• **Tasks**:
(A) In the text on creating the monster for The Host, which company built the two-ton model of the creature's head?
(B) Pick up the text on creating the monster for The Host after its last sentence and continue it.

• **Exercise text**:
★ ★ ★ ★

To create the CGI version of the monster, the Orphanage relied on a small clay model, or maquette, sculpted by the New Zealand F/X house Weta Digital (King Kong and the Lord of the Rings trilogy), which was constructed using a design that Bong commissioned from artist Chin Wei-chen. Bong had wanted the creature to be completely CGI, but when Rafferty realized there would be significant close-ups involving live actors and the creature, he petitioned for a live puppet as well.

Consequently, the Australian company John Cox Creature Workshop constructed a two-ton model of the beast’s head, a particularly complex piece of art. While the head as a whole resembles a nasty fish, the open mouth is bizarre and unique, as if a vagina had sprouted leathery butterfly wings adorned with spikes. The Orphanage had to adapt its animation to the Cox model, ensuring that the digital monster’s movements and characteristics matched those of the puppet. "We had to cater the animation process, which we normally don’t do — like how the creature’s mouth opens and closes," Kulig says. "The mouth alone had so many intricate parts."

One possible reason for The Host‘s success is that the Orphanage and Bong’s South Korean crew routinely defied convention throughout their collaboration. "It was amazing to watch how Director Bong’s mind worked," Kulig says. "He would react to CGI footage we already had and shoot all these shots that weren’t on the schedule. None of us could figure out what he was doing. But when we showed up the next day and saw the footage edited, it worked beautifully."

★ ★ ★ ★

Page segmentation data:
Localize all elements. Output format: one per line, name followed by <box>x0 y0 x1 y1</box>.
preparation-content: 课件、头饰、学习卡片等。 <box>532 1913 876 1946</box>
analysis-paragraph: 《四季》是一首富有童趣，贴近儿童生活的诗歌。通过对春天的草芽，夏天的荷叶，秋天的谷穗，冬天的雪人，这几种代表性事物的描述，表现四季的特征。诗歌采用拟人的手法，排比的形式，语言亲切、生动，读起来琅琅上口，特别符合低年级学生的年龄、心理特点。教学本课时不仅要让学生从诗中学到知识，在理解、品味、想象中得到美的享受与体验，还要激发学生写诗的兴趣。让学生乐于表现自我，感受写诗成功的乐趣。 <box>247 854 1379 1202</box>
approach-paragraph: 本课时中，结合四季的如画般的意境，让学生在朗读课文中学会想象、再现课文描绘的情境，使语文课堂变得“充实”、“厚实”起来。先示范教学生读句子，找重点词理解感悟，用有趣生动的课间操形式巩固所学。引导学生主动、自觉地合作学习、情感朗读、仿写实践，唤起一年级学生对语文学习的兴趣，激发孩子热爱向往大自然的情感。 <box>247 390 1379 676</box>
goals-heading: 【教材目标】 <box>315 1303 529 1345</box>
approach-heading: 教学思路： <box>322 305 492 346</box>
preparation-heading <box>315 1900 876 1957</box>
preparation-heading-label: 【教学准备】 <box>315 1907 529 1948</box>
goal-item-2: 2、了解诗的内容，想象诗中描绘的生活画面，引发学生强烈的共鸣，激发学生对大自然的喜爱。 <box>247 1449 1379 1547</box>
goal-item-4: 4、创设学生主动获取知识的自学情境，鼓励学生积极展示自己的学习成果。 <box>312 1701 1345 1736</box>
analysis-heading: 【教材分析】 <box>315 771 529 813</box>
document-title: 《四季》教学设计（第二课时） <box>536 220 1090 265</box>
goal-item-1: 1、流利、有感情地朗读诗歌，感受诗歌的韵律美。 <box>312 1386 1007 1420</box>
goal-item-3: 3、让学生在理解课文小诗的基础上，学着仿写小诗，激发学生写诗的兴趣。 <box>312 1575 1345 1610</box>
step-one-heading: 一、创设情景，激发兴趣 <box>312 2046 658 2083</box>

★ ★ ★ ★

• **Expected responses**:
(A) The Australian company John Cox Creature Workshop built it.

(B)
Constantly interacting with the Orphanage representatives on set, Bong also recorded daily videos for the SF team in which he critiqued footage projected on a wall behind him. He was adamant that the creature look ungainly and act awkwardly — like, as Kulig puts it, a "fish out of water." Both despite and because of its clumsiness, the creature wreaks considerable havoc on the residents of Seoul and, in particular, a few of the film’s main characters. In some cases the violence proved too great to use actual people. For these shots the Orphanage employed what it calls "digital doubles," or animated versions of the actors. But whenever possible Bong used his cast, who gamely submitted to a variety of miserable scenarios, including being pummeled by cushion-wielding men (stand-ins for the creature) and getting repeatedly dragged through the Han River.

As the South Korean film industry’s cachet has risen worldwide, coproductions with other countries have become more commonplace. The Host, the first major F/X film in Korean history, is also the first to employ a company with strong ties to Hollywood. Finger, Kulig, and Spaw describe an on-set camaraderie in which everyone was both intensely hardworking and jovial. "The opportunity to work with pretty much the most famous Korean actors out there was amazing," Finger says. "On a typical US blockbuster movie, that never happens — the actors are in their trailer and they’re off. We were drinking and singing karaoke with these guys after the shoot, and the director [and crew] as well."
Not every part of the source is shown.